### Instructions to follow:
Recast every line of the items below as a Markdown table with the columns Row and Text, numbering each row and skipping blank lines. Leave out the pictures.

# Start of Source records

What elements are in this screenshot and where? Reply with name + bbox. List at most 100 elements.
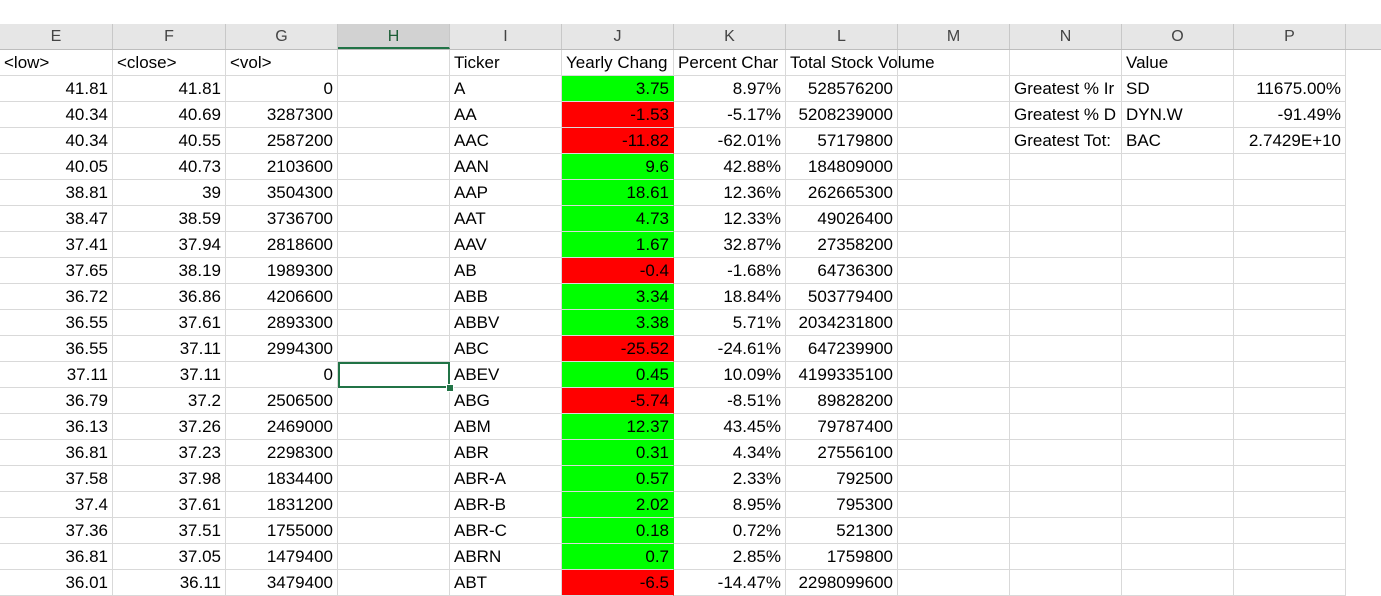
cell-j-8[interactable]: -0.4 — [562, 258, 674, 284]
cell-p-8[interactable] — [1234, 258, 1346, 284]
cell-p-9[interactable] — [1234, 284, 1346, 310]
cell-e-17[interactable]: 37.4 — [0, 492, 113, 518]
column-header-g[interactable]: G — [226, 24, 338, 49]
cell-k-13[interactable]: -8.51% — [674, 388, 786, 414]
cell-p-2[interactable]: -91.49% — [1234, 102, 1346, 128]
cell-k-11[interactable]: -24.61% — [674, 336, 786, 362]
cell-l-11[interactable]: 647239900 — [786, 336, 898, 362]
cell-f-15[interactable]: 37.23 — [113, 440, 226, 466]
cell-g-1[interactable]: 0 — [226, 76, 338, 102]
cell-e-7[interactable]: 37.41 — [0, 232, 113, 258]
cell-k-20[interactable]: -14.47% — [674, 570, 786, 596]
cell-o-1[interactable]: SD — [1122, 76, 1234, 102]
cell-i-14[interactable]: ABM — [450, 414, 562, 440]
cell-n-11[interactable] — [1010, 336, 1122, 362]
cell-h-11[interactable] — [338, 336, 450, 362]
cell-n-19[interactable] — [1010, 544, 1122, 570]
cell-f-3[interactable]: 40.55 — [113, 128, 226, 154]
header-cell-j[interactable]: Yearly Chang — [562, 50, 674, 76]
cell-p-17[interactable] — [1234, 492, 1346, 518]
cell-l-14[interactable]: 79787400 — [786, 414, 898, 440]
cell-h-18[interactable] — [338, 518, 450, 544]
cell-o-4[interactable] — [1122, 154, 1234, 180]
cell-m-14[interactable] — [898, 414, 1010, 440]
cell-o-18[interactable] — [1122, 518, 1234, 544]
cell-m-3[interactable] — [898, 128, 1010, 154]
cell-p-19[interactable] — [1234, 544, 1346, 570]
cell-f-4[interactable]: 40.73 — [113, 154, 226, 180]
cell-h-15[interactable] — [338, 440, 450, 466]
cell-p-3[interactable]: 2.7429E+10 — [1234, 128, 1346, 154]
column-header-h[interactable]: H — [338, 24, 450, 49]
cell-j-10[interactable]: 3.38 — [562, 310, 674, 336]
cell-f-16[interactable]: 37.98 — [113, 466, 226, 492]
cell-l-7[interactable]: 27358200 — [786, 232, 898, 258]
cell-e-12[interactable]: 37.11 — [0, 362, 113, 388]
cell-o-6[interactable] — [1122, 206, 1234, 232]
cell-h-16[interactable] — [338, 466, 450, 492]
column-header-m[interactable]: M — [898, 24, 1010, 49]
cell-i-3[interactable]: AAC — [450, 128, 562, 154]
cell-m-1[interactable] — [898, 76, 1010, 102]
cell-i-16[interactable]: ABR-A — [450, 466, 562, 492]
cell-n-17[interactable] — [1010, 492, 1122, 518]
cell-l-3[interactable]: 57179800 — [786, 128, 898, 154]
cell-g-7[interactable]: 2818600 — [226, 232, 338, 258]
cell-f-12[interactable]: 37.11 — [113, 362, 226, 388]
cell-h-1[interactable] — [338, 76, 450, 102]
cell-e-1[interactable]: 41.81 — [0, 76, 113, 102]
cell-k-18[interactable]: 0.72% — [674, 518, 786, 544]
column-header-e[interactable]: E — [0, 24, 113, 49]
cell-k-19[interactable]: 2.85% — [674, 544, 786, 570]
cell-j-9[interactable]: 3.34 — [562, 284, 674, 310]
cell-p-20[interactable] — [1234, 570, 1346, 596]
cell-m-19[interactable] — [898, 544, 1010, 570]
cell-j-19[interactable]: 0.7 — [562, 544, 674, 570]
cell-n-10[interactable] — [1010, 310, 1122, 336]
cell-l-9[interactable]: 503779400 — [786, 284, 898, 310]
cell-h-20[interactable] — [338, 570, 450, 596]
column-header-n[interactable]: N — [1010, 24, 1122, 49]
cell-o-14[interactable] — [1122, 414, 1234, 440]
cell-m-2[interactable] — [898, 102, 1010, 128]
cell-i-13[interactable]: ABG — [450, 388, 562, 414]
cell-i-17[interactable]: ABR-B — [450, 492, 562, 518]
cell-h-19[interactable] — [338, 544, 450, 570]
cell-n-20[interactable] — [1010, 570, 1122, 596]
cell-k-6[interactable]: 12.33% — [674, 206, 786, 232]
cell-f-1[interactable]: 41.81 — [113, 76, 226, 102]
cell-p-6[interactable] — [1234, 206, 1346, 232]
cell-m-18[interactable] — [898, 518, 1010, 544]
cell-p-13[interactable] — [1234, 388, 1346, 414]
header-cell-k[interactable]: Percent Char — [674, 50, 786, 76]
cell-p-5[interactable] — [1234, 180, 1346, 206]
column-header-f[interactable]: F — [113, 24, 226, 49]
cell-i-8[interactable]: AB — [450, 258, 562, 284]
cell-k-1[interactable]: 8.97% — [674, 76, 786, 102]
cell-j-6[interactable]: 4.73 — [562, 206, 674, 232]
cell-m-13[interactable] — [898, 388, 1010, 414]
cell-i-7[interactable]: AAV — [450, 232, 562, 258]
cell-h-17[interactable] — [338, 492, 450, 518]
cell-n-6[interactable] — [1010, 206, 1122, 232]
cell-g-11[interactable]: 2994300 — [226, 336, 338, 362]
cell-f-14[interactable]: 37.26 — [113, 414, 226, 440]
cell-f-5[interactable]: 39 — [113, 180, 226, 206]
cell-o-17[interactable] — [1122, 492, 1234, 518]
cell-n-5[interactable] — [1010, 180, 1122, 206]
cell-j-5[interactable]: 18.61 — [562, 180, 674, 206]
cell-h-14[interactable] — [338, 414, 450, 440]
cell-l-19[interactable]: 1759800 — [786, 544, 898, 570]
cell-h-7[interactable] — [338, 232, 450, 258]
cell-h-6[interactable] — [338, 206, 450, 232]
cell-e-16[interactable]: 37.58 — [0, 466, 113, 492]
cell-e-13[interactable]: 36.79 — [0, 388, 113, 414]
cell-h-4[interactable] — [338, 154, 450, 180]
cell-f-20[interactable]: 36.11 — [113, 570, 226, 596]
cell-n-15[interactable] — [1010, 440, 1122, 466]
cell-k-4[interactable]: 42.88% — [674, 154, 786, 180]
cell-i-4[interactable]: AAN — [450, 154, 562, 180]
cell-g-15[interactable]: 2298300 — [226, 440, 338, 466]
header-cell-e[interactable]: <low> — [0, 50, 113, 76]
cell-m-17[interactable] — [898, 492, 1010, 518]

# End of Source records

### Solved exercise:
| Row | Text |
|---|---|
| 1 | What elements are in this screenshot and where? Reply with name + bbox. List at most 100 elements. |
| 2 | cell-j-8[interactable]: -0.4 — [562, 258, 674, 284] |
| 3 | cell-p-8[interactable] — [1234, 258, 1346, 284] |
| 4 | cell-p-9[interactable] — [1234, 284, 1346, 310] |
| 5 | cell-e-17[interactable]: 37.4 — [0, 492, 113, 518] |
| 6 | column-header-g[interactable]: G — [226, 24, 338, 49] |
| 7 | cell-k-13[interactable]: -8.51% — [674, 388, 786, 414] |
| 8 | cell-p-2[interactable]: -91.49% — [1234, 102, 1346, 128] |
| 9 | cell-k-11[interactable]: -24.61% — [674, 336, 786, 362] |
| 10 | cell-l-11[interactable]: 647239900 — [786, 336, 898, 362] |
| 11 | cell-f-15[interactable]: 37.23 — [113, 440, 226, 466] |
| 12 | cell-g-1[interactable]: 0 — [226, 76, 338, 102] |
| 13 | cell-e-7[interactable]: 37.41 — [0, 232, 113, 258] |
| 14 | cell-k-20[interactable]: -14.47% — [674, 570, 786, 596] |
| 15 | cell-o-1[interactable]: SD — [1122, 76, 1234, 102] |
| 16 | cell-i-14[interactable]: ABM — [450, 414, 562, 440] |
| 17 | cell-n-11[interactable] — [1010, 336, 1122, 362] |
| 18 | cell-h-11[interactable] — [338, 336, 450, 362] |
| 19 | cell-n-19[interactable] — [1010, 544, 1122, 570] |
| 20 | cell-f-3[interactable]: 40.55 — [113, 128, 226, 154] |
| 21 | header-cell-j[interactable]: Yearly Chang — [562, 50, 674, 76] |
| 22 | cell-p-17[interactable] — [1234, 492, 1346, 518] |
| 23 | cell-l-14[interactable]: 79787400 — [786, 414, 898, 440] |
| 24 | cell-h-18[interactable] — [338, 518, 450, 544] |
| 25 | cell-o-4[interactable] — [1122, 154, 1234, 180] |
| 26 | cell-m-14[interactable] — [898, 414, 1010, 440] |
| 27 | cell-o-18[interactable] — [1122, 518, 1234, 544] |
| 28 | cell-m-3[interactable] — [898, 128, 1010, 154] |
| 29 | cell-p-19[interactable] — [1234, 544, 1346, 570] |
| 30 | cell-f-4[interactable]: 40.73 — [113, 154, 226, 180] |
| 31 | cell-h-15[interactable] — [338, 440, 450, 466] |
| 32 | cell-p-3[interactable]: 2.7429E+10 — [1234, 128, 1346, 154] |
| 33 | column-header-h[interactable]: H — [338, 24, 450, 49] |
| 34 | cell-j-10[interactable]: 3.38 — [562, 310, 674, 336] |
| 35 | cell-f-16[interactable]: 37.98 — [113, 466, 226, 492] |
| 36 | cell-l-7[interactable]: 27358200 — [786, 232, 898, 258] |
| 37 | cell-e-12[interactable]: 37.11 — [0, 362, 113, 388] |
| 38 | cell-o-6[interactable] — [1122, 206, 1234, 232] |
| 39 | cell-h-16[interactable] — [338, 466, 450, 492] |
| 40 | column-header-m[interactable]: M — [898, 24, 1010, 49] |
| 41 | cell-i-3[interactable]: AAC — [450, 128, 562, 154] |
| 42 | cell-m-1[interactable] — [898, 76, 1010, 102] |
| 43 | cell-i-16[interactable]: ABR-A — [450, 466, 562, 492] |
| 44 | cell-n-17[interactable] — [1010, 492, 1122, 518] |
| 45 | cell-l-3[interactable]: 57179800 — [786, 128, 898, 154] |
| 46 | cell-g-7[interactable]: 2818600 — [226, 232, 338, 258] |
| 47 | cell-f-12[interactable]: 37.11 — [113, 362, 226, 388] |
| 48 | cell-h-1[interactable] — [338, 76, 450, 102] |
| 49 | cell-e-1[interactable]: 41.81 — [0, 76, 113, 102] |
| 50 | cell-k-18[interactable]: 0.72% — [674, 518, 786, 544] |
| 51 | column-header-e[interactable]: E — [0, 24, 113, 49] |
| 52 | cell-k-19[interactable]: 2.85% — [674, 544, 786, 570] |
| 53 | cell-j-9[interactable]: 3.34 — [562, 284, 674, 310] |
| 54 | cell-p-20[interactable] — [1234, 570, 1346, 596] |
| 55 | cell-m-19[interactable] — [898, 544, 1010, 570] |
| 56 | cell-j-19[interactable]: 0.7 — [562, 544, 674, 570] |
| 57 | cell-n-10[interactable] — [1010, 310, 1122, 336] |
| 58 | cell-l-9[interactable]: 503779400 — [786, 284, 898, 310] |
| 59 | cell-h-20[interactable] — [338, 570, 450, 596] |
| 60 | column-header-n[interactable]: N — [1010, 24, 1122, 49] |
| 61 | cell-o-14[interactable] — [1122, 414, 1234, 440] |
| 62 | cell-m-2[interactable] — [898, 102, 1010, 128] |
| 63 | cell-i-13[interactable]: ABG — [450, 388, 562, 414] |
| 64 | cell-i-17[interactable]: ABR-B — [450, 492, 562, 518] |
| 65 | cell-h-19[interactable] — [338, 544, 450, 570] |
| 66 | cell-n-20[interactable] — [1010, 570, 1122, 596] |
| 67 | cell-k-6[interactable]: 12.33% — [674, 206, 786, 232] |
| 68 | cell-f-1[interactable]: 41.81 — [113, 76, 226, 102] |
| 69 | cell-p-6[interactable] — [1234, 206, 1346, 232] |
| 70 | cell-m-18[interactable] — [898, 518, 1010, 544] |
| 71 | cell-p-13[interactable] — [1234, 388, 1346, 414] |
| 72 | header-cell-k[interactable]: Percent Char — [674, 50, 786, 76] |
| 73 | cell-p-5[interactable] — [1234, 180, 1346, 206] |
| 74 | column-header-f[interactable]: F — [113, 24, 226, 49] |
| 75 | cell-i-8[interactable]: AB — [450, 258, 562, 284] |
| 76 | cell-k-1[interactable]: 8.97% — [674, 76, 786, 102] |
| 77 | cell-j-6[interactable]: 4.73 — [562, 206, 674, 232] |
| 78 | cell-m-13[interactable] — [898, 388, 1010, 414] |
| 79 | cell-i-7[interactable]: AAV — [450, 232, 562, 258] |
| 80 | cell-h-17[interactable] — [338, 492, 450, 518] |
| 81 | cell-n-6[interactable] — [1010, 206, 1122, 232] |
| 82 | cell-g-11[interactable]: 2994300 — [226, 336, 338, 362] |
| 83 | cell-f-14[interactable]: 37.26 — [113, 414, 226, 440] |
| 84 | cell-f-5[interactable]: 39 — [113, 180, 226, 206] |
| 85 | cell-o-17[interactable] — [1122, 492, 1234, 518] |
| 86 | cell-n-5[interactable] — [1010, 180, 1122, 206] |
| 87 | cell-j-5[interactable]: 18.61 — [562, 180, 674, 206] |
| 88 | cell-h-14[interactable] — [338, 414, 450, 440] |
| 89 | cell-l-19[interactable]: 1759800 — [786, 544, 898, 570] |
| 90 | cell-h-7[interactable] — [338, 232, 450, 258] |
| 91 | cell-h-6[interactable] — [338, 206, 450, 232] |
| 92 | cell-e-16[interactable]: 37.58 — [0, 466, 113, 492] |
| 93 | cell-e-13[interactable]: 36.79 — [0, 388, 113, 414] |
| 94 | cell-h-4[interactable] — [338, 154, 450, 180] |
| 95 | cell-f-20[interactable]: 36.11 — [113, 570, 226, 596] |
| 96 | cell-n-15[interactable] — [1010, 440, 1122, 466] |
| 97 | cell-k-4[interactable]: 42.88% — [674, 154, 786, 180] |
| 98 | cell-i-4[interactable]: AAN — [450, 154, 562, 180] |
| 99 | cell-g-15[interactable]: 2298300 — [226, 440, 338, 466] |
| 100 | header-cell-e[interactable]: <low> — [0, 50, 113, 76] |
| 101 | cell-m-17[interactable] — [898, 492, 1010, 518] |